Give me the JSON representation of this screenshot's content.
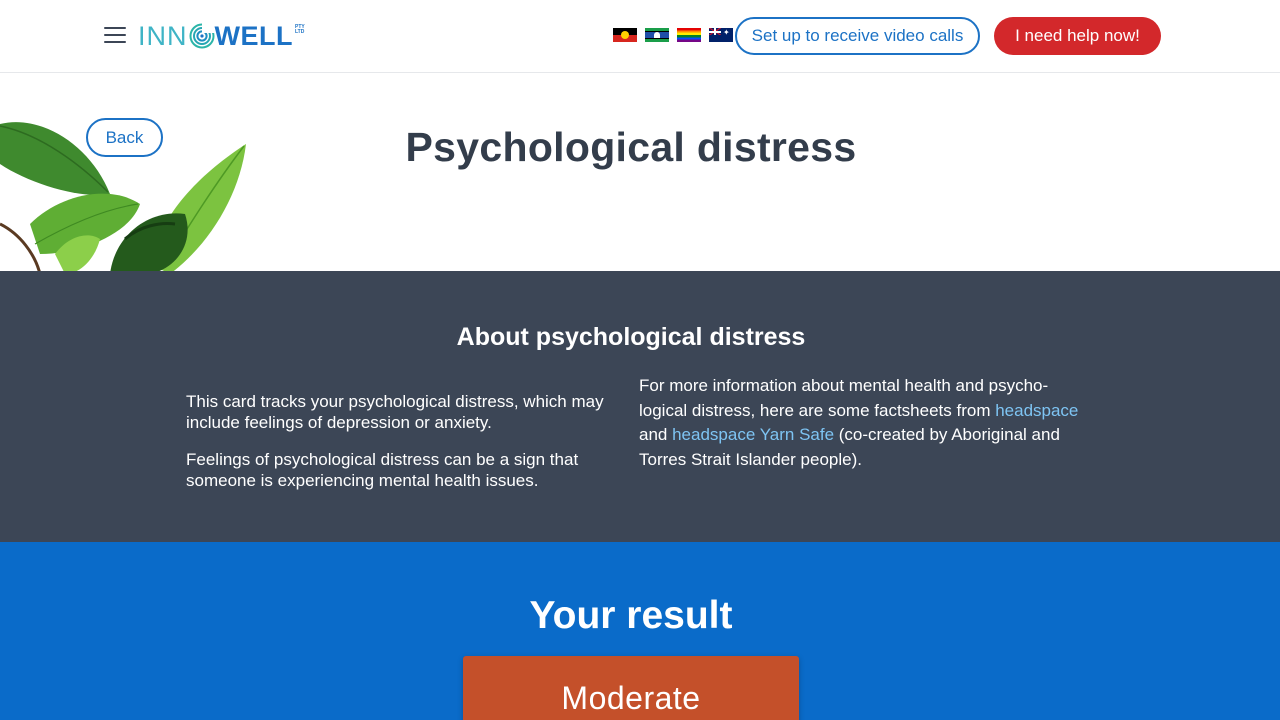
{
  "header": {
    "logo": {
      "inn": "INN",
      "well": "WELL",
      "pty": "PTY LTD"
    },
    "flags": [
      "aboriginal-flag",
      "torres-strait-islander-flag",
      "rainbow-pride-flag",
      "australian-flag"
    ],
    "video_calls_label": "Set up to receive video calls",
    "help_label": "I need help now!"
  },
  "hero": {
    "back_label": "Back",
    "title": "Psychological distress"
  },
  "about": {
    "title": "About psychological distress",
    "left_paragraphs": [
      "This card tracks your psychological distress, which may include feelings of depression or anxiety.",
      "Feelings of psychological distress can be a sign that someone is experiencing mental health issues."
    ],
    "right_text_1": "For more information about mental health and psycho-logical distress, here are some factsheets from ",
    "right_link_1": "headspace",
    "right_text_2": " and ",
    "right_link_2": "headspace Yarn Safe",
    "right_text_3": " (co-created by Aboriginal and Torres Strait Islander people)."
  },
  "result": {
    "title": "Your result",
    "value": "Moderate"
  },
  "colors": {
    "brand_blue": "#1c72c5",
    "help_red": "#d3282b",
    "about_bg": "#3c4656",
    "result_bg": "#0a6bc9",
    "result_card": "#c4502a",
    "link": "#7ec4f3"
  }
}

- Goal
Output all of the data exactly as it stands, minus any images.

- Written solution
Give me the JSON representation of this screenshot's content.
{
  "header": {
    "logo": {
      "inn": "INN",
      "well": "WELL",
      "pty": "PTY LTD"
    },
    "flags": [
      "aboriginal-flag",
      "torres-strait-islander-flag",
      "rainbow-pride-flag",
      "australian-flag"
    ],
    "video_calls_label": "Set up to receive video calls",
    "help_label": "I need help now!"
  },
  "hero": {
    "back_label": "Back",
    "title": "Psychological distress"
  },
  "about": {
    "title": "About psychological distress",
    "left_paragraphs": [
      "This card tracks your psychological distress, which may include feelings of depression or anxiety.",
      "Feelings of psychological distress can be a sign that someone is experiencing mental health issues."
    ],
    "right_text_1": "For more information about mental health and psycho-logical distress, here are some factsheets from ",
    "right_link_1": "headspace",
    "right_text_2": " and ",
    "right_link_2": "headspace Yarn Safe",
    "right_text_3": " (co-created by Aboriginal and Torres Strait Islander people)."
  },
  "result": {
    "title": "Your result",
    "value": "Moderate"
  },
  "colors": {
    "brand_blue": "#1c72c5",
    "help_red": "#d3282b",
    "about_bg": "#3c4656",
    "result_bg": "#0a6bc9",
    "result_card": "#c4502a",
    "link": "#7ec4f3"
  }
}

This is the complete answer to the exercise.